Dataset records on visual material
%%
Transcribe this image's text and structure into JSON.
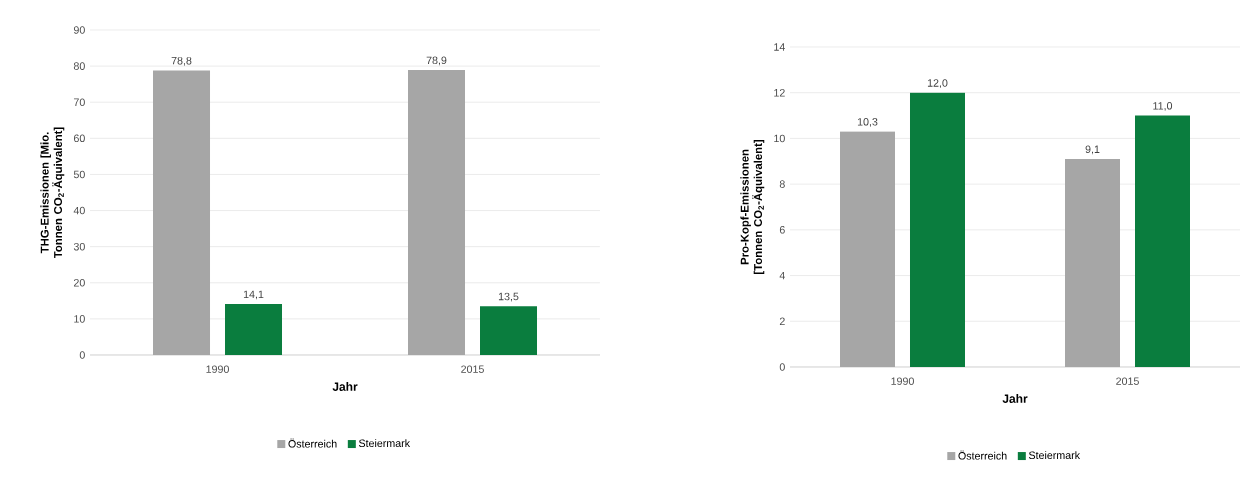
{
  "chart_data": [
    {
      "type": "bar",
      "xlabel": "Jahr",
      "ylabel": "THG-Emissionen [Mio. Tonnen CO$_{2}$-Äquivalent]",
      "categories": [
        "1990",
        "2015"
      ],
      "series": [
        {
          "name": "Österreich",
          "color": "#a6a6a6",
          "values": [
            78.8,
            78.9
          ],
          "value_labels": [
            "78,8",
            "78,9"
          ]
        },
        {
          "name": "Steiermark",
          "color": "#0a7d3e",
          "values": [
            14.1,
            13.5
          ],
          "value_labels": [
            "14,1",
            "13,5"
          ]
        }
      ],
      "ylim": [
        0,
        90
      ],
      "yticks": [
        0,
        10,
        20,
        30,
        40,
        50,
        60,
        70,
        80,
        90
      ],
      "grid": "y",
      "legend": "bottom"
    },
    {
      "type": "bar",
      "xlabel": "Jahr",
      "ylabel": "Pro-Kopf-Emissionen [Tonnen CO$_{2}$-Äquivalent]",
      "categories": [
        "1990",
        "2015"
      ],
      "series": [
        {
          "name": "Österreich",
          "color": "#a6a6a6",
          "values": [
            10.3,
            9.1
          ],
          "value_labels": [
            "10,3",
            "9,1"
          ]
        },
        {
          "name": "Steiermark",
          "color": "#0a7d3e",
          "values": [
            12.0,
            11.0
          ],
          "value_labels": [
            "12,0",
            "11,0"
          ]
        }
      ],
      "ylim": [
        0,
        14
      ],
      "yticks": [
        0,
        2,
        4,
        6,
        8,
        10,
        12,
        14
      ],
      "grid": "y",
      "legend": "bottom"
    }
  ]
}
%%
WRITTEN EXERCISE → Leave out the pictures and give the listing above again exactly.

RESULT BELOW →
Transcribe this image's text and structure into JSON.
{
  "chart_data": [
    {
      "type": "bar",
      "xlabel": "Jahr",
      "ylabel": "THG-Emissionen [Mio. Tonnen CO$_{2}$-Äquivalent]",
      "categories": [
        "1990",
        "2015"
      ],
      "series": [
        {
          "name": "Österreich",
          "color": "#a6a6a6",
          "values": [
            78.8,
            78.9
          ],
          "value_labels": [
            "78,8",
            "78,9"
          ]
        },
        {
          "name": "Steiermark",
          "color": "#0a7d3e",
          "values": [
            14.1,
            13.5
          ],
          "value_labels": [
            "14,1",
            "13,5"
          ]
        }
      ],
      "ylim": [
        0,
        90
      ],
      "yticks": [
        0,
        10,
        20,
        30,
        40,
        50,
        60,
        70,
        80,
        90
      ],
      "grid": "y",
      "legend": "bottom"
    },
    {
      "type": "bar",
      "xlabel": "Jahr",
      "ylabel": "Pro-Kopf-Emissionen [Tonnen CO$_{2}$-Äquivalent]",
      "categories": [
        "1990",
        "2015"
      ],
      "series": [
        {
          "name": "Österreich",
          "color": "#a6a6a6",
          "values": [
            10.3,
            9.1
          ],
          "value_labels": [
            "10,3",
            "9,1"
          ]
        },
        {
          "name": "Steiermark",
          "color": "#0a7d3e",
          "values": [
            12.0,
            11.0
          ],
          "value_labels": [
            "12,0",
            "11,0"
          ]
        }
      ],
      "ylim": [
        0,
        14
      ],
      "yticks": [
        0,
        2,
        4,
        6,
        8,
        10,
        12,
        14
      ],
      "grid": "y",
      "legend": "bottom"
    }
  ]
}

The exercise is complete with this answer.